---------- Document excerpt

Mitral Stenosis In Diagrams

Stenosis results from the involvement of the cusps, commisures and the chordate of the mitral valve apparatus. The cusps become thickened and fibrosed, the commissures fuse and the chordate are thickened.
Stenosis results from the involvement of the cusps, commisures and the chordate of the mitral valve apparatus. The cusps become thickened and fibrosed, the commissures fuse and the chordate are thickened. | Source

Pathology And Pathophysiology

About 60% of patients with mitral stenosis in history are suggestive of antecedent rheumatic fever or other rheumatic manifestations. Others may have subclinical episodes. In the developed countries, MS was found to develop 7-10 years after the episode of rheumatic fever. In india, this interval is shorter. This may be a manifestation of the severe nature of the disease in Indian subjects. It is not uncommon to find full fledged mitral stenosis in children (Juvenile MS).

Pathology and pathophysiology: Stenosis results from the involvement of the cusps, commisures and the chordate of the mitral valve apparatus. The cusps become thickened and fibrosed, the commissures fuse and the chordate are thickened. Shortened and fused. These pathological processes cause distortion and narrowing of the mitral valve orifice. In longstanding cases, calcification develops. Normal mitral valve orifice is 4.5 cm2 in area. When it is reduced to 2.5cm2 ausculatatory findings are suggestive of mitral stenosis. Aperture size of 2.5-1.6cm2 is mild mitral stenosis and further reduction to 1.5-1.1cm2 leads to moderate stenosis. Valve area below 1cm2 is called critical stenosis.

In MS obstruction to left atrial blood entering the left ventricle leads to elevation of intra-atrial pressure (up to 25 mmHg). The left atrial pressure is reflected back in the pulmonary veins leading to pulmonary venous hypertension. Subsequently, pulmonary arterial hypertension sets in. The symptom and signs of pulmonary venous hypertension abate when arterial hypertension supervenes. Pulmonary arterial hypertension is the result of the following factors:

  1. Passive transmission of pulmonary venous pressure to the arteries;
  2. Reflex spasm of the arterioles in response to the rise in left atrial and pulmonary venous pressure and
  3. Structural changes in the pulmonary vascular bed.

Chronic pulmonary hypertension leads to right ventricular hypertrophy and eventually right ventricular failure and tricuspid regurgitation.

--------------------

**Work order A:**
What is the area of a normal mitral valve orifice according to the mitral stenosis text?
**Work order B:**
List the factors that the mitral stenosis text gives as the causes of pulmonary arterial hypertension.
The items that come next have no connection to the mitral stenosis text.

---------- Source information

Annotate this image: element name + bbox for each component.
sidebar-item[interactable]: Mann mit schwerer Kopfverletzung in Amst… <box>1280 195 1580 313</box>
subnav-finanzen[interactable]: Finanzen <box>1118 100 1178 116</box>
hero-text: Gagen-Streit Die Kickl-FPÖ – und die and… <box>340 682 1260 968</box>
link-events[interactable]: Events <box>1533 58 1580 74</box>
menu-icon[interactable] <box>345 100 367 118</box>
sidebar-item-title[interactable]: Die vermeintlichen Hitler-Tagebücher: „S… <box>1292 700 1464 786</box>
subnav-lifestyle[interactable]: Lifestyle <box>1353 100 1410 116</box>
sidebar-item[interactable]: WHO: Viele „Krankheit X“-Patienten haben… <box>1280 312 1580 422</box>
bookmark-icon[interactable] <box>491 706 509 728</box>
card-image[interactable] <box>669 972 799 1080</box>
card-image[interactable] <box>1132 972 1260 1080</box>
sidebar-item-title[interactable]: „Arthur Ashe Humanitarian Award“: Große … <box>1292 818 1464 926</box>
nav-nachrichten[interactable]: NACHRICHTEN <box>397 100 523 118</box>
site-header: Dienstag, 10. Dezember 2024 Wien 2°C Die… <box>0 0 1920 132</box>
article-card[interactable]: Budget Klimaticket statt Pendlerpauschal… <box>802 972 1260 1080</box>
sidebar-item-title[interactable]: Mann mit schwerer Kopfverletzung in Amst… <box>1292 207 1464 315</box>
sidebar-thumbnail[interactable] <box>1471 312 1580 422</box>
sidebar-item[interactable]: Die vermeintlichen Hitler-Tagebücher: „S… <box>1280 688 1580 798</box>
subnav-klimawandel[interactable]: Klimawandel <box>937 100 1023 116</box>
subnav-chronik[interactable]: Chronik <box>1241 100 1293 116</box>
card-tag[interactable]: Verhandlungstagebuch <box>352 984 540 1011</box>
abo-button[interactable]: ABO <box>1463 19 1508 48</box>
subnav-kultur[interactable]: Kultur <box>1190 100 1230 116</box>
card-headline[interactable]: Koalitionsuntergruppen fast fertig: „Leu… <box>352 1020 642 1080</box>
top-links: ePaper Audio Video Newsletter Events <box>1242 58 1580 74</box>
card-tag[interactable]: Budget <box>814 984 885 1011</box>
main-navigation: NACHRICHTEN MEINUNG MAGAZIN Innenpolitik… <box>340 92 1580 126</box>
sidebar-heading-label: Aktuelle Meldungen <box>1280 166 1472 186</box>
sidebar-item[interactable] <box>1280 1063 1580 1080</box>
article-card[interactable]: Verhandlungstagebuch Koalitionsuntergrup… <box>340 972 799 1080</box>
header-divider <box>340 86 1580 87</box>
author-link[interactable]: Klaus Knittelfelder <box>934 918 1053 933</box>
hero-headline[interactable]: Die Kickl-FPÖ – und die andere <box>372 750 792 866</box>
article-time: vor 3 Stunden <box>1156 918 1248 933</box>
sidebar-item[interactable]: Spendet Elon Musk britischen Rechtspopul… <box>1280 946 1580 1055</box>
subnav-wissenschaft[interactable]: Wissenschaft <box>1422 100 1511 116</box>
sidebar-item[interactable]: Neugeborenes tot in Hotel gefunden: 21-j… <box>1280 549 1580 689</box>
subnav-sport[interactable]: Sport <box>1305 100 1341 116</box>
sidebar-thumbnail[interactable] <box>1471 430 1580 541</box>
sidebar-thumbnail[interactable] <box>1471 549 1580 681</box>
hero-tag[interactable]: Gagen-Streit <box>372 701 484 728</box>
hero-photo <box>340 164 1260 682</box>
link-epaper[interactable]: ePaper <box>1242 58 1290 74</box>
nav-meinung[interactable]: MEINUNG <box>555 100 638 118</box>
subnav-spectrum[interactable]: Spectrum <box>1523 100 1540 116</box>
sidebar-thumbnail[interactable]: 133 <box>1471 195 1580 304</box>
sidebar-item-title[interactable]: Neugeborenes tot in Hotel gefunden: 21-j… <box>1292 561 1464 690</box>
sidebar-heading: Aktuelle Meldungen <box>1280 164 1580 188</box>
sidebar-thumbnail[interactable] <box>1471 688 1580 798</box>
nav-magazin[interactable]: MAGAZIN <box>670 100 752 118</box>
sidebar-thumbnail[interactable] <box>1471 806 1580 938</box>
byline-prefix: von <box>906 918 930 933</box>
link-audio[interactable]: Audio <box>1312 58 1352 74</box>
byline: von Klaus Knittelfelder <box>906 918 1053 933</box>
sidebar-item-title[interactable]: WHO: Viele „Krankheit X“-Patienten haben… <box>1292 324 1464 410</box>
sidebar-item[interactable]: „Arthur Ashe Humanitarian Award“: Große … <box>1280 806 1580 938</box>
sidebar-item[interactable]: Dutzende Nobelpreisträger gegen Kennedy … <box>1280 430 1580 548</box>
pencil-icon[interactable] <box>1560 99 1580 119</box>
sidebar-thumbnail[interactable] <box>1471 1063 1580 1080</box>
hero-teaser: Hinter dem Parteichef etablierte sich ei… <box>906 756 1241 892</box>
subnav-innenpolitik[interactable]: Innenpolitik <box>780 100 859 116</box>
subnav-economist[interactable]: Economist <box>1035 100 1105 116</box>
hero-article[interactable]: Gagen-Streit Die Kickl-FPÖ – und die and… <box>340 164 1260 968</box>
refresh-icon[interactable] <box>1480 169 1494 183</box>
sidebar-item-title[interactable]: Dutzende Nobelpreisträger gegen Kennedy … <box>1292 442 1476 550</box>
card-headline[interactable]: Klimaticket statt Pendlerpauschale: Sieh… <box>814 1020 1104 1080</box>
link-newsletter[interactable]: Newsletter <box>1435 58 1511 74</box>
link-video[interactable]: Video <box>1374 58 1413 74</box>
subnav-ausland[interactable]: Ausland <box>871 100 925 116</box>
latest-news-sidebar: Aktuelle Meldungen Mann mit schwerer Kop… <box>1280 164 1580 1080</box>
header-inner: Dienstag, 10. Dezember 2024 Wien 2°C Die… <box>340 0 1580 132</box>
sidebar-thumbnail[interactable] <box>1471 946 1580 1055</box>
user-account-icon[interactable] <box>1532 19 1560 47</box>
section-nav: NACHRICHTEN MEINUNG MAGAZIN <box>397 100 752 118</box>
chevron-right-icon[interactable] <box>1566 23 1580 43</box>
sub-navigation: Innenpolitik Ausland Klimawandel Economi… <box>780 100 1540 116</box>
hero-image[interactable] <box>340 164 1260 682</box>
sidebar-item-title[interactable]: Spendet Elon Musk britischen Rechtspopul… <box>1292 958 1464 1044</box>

--------------------

**Answer section A:**
4.5 cm2

**Answer section B:**
1. Passive transmission of pulmonary venous pressure to the arteries
2. Reflex spasm of the arterioles in response to the rise in left atrial and pulmonary venous pressure
3. Structural changes in the pulmonary vascular bed